--- GIVEN TASK 1 ---
Extract the entire passage about memory and the urge to dance, word for word.

::::::

Apparently I am at a time in my life where I really want to remember. Or at least know why I don't. I've shared before about my "trap door" vision and discovering those things that have shaped and formed me and are at the root of the way I think and act. And I'm really beginning to believe that my lack of memory is my coping mechanism; if I can't remember it, I don't have to deal with it. In fact, even to this day (though some may disagree) I am a non-confrontationalist and avoid what may very well become a traUmatic experience.
So, lately, I've been asking God about this and He has been showing me some things I have forgotten. Things that have had a long lasting impact ...
For example: I love to dance. Believe it or not, it's true. But, in reality, I don't (or rarely do). This comes in great conflict at weddings or work's Christmas party or more often during worship at Church. While we are singing and praising, the most God gets from my inner desire as an outward show is clapping hands or a tapping foot, or maybe a bounce (if the song is particularly upbeat).

::::::

--- GIVEN TASK 2 ---
Copy everything in the records from the very first line down to the line containing "- back-button[interactable]: [38, 20, 72, 70]", including both of those lines, without changing anything.

::::::

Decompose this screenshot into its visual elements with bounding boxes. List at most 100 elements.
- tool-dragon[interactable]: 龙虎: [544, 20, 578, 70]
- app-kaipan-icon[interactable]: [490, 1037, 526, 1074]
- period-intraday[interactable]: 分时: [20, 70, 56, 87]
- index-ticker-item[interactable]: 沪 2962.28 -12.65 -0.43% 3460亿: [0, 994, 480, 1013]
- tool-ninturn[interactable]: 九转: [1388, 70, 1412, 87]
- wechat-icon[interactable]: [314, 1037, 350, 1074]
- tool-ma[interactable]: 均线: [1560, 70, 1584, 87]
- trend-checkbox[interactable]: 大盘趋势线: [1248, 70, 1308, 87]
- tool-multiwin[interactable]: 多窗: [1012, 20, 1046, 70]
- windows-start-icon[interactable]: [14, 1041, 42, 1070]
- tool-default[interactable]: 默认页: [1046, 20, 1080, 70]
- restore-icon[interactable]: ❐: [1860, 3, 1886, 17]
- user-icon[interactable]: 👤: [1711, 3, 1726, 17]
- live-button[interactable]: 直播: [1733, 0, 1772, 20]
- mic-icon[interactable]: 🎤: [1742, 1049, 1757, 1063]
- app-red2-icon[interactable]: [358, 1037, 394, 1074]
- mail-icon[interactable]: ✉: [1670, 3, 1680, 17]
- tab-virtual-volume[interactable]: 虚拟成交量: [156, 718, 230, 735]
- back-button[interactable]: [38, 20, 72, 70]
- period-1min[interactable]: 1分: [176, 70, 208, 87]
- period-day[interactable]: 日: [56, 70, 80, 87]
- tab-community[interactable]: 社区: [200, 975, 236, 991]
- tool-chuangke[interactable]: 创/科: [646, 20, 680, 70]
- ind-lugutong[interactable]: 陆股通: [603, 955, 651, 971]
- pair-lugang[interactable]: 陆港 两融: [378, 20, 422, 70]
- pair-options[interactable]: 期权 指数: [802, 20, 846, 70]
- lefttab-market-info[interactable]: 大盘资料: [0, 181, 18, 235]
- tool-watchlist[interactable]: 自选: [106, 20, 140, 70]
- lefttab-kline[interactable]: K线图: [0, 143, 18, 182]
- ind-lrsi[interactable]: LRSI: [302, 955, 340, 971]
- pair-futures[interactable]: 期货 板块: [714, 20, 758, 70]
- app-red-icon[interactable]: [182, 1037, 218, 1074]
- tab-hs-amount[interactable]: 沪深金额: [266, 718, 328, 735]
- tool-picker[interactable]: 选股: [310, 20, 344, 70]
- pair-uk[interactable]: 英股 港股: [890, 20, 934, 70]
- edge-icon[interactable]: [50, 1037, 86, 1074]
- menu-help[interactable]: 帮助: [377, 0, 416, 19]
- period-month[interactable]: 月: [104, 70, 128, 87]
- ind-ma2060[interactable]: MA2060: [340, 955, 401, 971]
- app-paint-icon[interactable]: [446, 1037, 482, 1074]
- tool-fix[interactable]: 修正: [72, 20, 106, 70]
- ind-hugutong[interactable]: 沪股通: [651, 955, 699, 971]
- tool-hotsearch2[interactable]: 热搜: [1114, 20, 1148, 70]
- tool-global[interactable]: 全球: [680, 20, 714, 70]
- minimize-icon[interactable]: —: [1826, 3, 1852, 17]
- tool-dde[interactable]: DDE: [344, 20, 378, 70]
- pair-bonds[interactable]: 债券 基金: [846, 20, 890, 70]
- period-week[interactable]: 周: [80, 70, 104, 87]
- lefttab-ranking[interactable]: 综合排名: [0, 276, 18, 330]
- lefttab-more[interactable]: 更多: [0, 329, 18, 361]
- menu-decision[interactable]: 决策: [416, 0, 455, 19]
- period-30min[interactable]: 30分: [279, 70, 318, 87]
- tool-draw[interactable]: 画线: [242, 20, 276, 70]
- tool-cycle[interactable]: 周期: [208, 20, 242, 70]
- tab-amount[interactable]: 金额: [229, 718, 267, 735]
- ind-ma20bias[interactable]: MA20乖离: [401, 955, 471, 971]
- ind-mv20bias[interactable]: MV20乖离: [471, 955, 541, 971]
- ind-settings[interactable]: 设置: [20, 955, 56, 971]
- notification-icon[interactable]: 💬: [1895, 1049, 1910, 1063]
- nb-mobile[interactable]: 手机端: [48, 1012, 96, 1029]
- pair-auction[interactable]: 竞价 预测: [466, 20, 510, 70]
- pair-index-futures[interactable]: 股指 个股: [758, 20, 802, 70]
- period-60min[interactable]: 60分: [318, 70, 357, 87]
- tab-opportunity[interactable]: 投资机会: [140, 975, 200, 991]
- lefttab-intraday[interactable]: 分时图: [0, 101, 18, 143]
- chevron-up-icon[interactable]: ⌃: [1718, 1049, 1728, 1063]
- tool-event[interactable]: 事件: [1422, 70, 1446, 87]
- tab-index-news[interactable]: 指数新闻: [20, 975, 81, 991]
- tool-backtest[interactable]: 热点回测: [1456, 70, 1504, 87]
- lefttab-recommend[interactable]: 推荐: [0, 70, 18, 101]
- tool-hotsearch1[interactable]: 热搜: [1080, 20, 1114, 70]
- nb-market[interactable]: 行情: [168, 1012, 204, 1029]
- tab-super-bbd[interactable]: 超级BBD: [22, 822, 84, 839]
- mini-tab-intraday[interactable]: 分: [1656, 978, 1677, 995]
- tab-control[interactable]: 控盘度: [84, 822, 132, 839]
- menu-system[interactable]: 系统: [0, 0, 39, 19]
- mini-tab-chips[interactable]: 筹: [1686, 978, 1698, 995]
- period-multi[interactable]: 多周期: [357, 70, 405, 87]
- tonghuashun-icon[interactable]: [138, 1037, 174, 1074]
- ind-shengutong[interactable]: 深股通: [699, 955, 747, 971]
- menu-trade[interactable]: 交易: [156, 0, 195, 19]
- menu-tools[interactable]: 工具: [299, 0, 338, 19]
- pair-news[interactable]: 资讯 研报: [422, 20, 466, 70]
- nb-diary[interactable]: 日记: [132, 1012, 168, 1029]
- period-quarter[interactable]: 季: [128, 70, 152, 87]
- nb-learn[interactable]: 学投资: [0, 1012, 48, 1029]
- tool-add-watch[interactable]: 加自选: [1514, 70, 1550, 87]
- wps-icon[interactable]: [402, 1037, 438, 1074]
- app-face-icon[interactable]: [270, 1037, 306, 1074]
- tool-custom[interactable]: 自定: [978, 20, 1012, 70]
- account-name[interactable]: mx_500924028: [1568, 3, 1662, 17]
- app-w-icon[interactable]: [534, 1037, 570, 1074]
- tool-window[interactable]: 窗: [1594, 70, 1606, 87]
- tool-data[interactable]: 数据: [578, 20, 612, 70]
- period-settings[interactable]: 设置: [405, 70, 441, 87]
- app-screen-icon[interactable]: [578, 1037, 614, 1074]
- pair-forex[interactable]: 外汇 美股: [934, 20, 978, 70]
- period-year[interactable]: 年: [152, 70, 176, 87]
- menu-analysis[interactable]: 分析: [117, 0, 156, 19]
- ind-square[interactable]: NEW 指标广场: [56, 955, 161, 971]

::::::

--- TASK OUTPUT 1 ---
Apparently I am at a time in my life where I really want to remember. Or at least know why I don't. I've shared before about my "trap door" vision and discovering those things that have shaped and formed me and are at the root of the way I think and act. And I'm really beginning to believe that my lack of memory is my coping mechanism; if I can't remember it, I don't have to deal with it. In fact, even to this day (though some may disagree) I am a non-confrontationalist and avoid what may very well become a traUmatic experience.
So, lately, I've been asking God about this and He has been showing me some things I have forgotten. Things that have had a long lasting impact ...
For example: I love to dance. Believe it or not, it's true. But, in reality, I don't (or rarely do). This comes in great conflict at weddings or work's Christmas party or more often during worship at Church. While we are singing and praising, the most God gets from my inner desire as an outward show is clapping hands or a tapping foot, or maybe a bounce (if the song is particularly upbeat).

--- TASK OUTPUT 2 ---
Decompose this screenshot into its visual elements with bounding boxes. List at most 100 elements.
- tool-dragon[interactable]: 龙虎: [544, 20, 578, 70]
- app-kaipan-icon[interactable]: [490, 1037, 526, 1074]
- period-intraday[interactable]: 分时: [20, 70, 56, 87]
- index-ticker-item[interactable]: 沪 2962.28 -12.65 -0.43% 3460亿: [0, 994, 480, 1013]
- tool-ninturn[interactable]: 九转: [1388, 70, 1412, 87]
- wechat-icon[interactable]: [314, 1037, 350, 1074]
- tool-ma[interactable]: 均线: [1560, 70, 1584, 87]
- trend-checkbox[interactable]: 大盘趋势线: [1248, 70, 1308, 87]
- tool-multiwin[interactable]: 多窗: [1012, 20, 1046, 70]
- windows-start-icon[interactable]: [14, 1041, 42, 1070]
- tool-default[interactable]: 默认页: [1046, 20, 1080, 70]
- restore-icon[interactable]: ❐: [1860, 3, 1886, 17]
- user-icon[interactable]: 👤: [1711, 3, 1726, 17]
- live-button[interactable]: 直播: [1733, 0, 1772, 20]
- mic-icon[interactable]: 🎤: [1742, 1049, 1757, 1063]
- app-red2-icon[interactable]: [358, 1037, 394, 1074]
- mail-icon[interactable]: ✉: [1670, 3, 1680, 17]
- tab-virtual-volume[interactable]: 虚拟成交量: [156, 718, 230, 735]
- back-button[interactable]: [38, 20, 72, 70]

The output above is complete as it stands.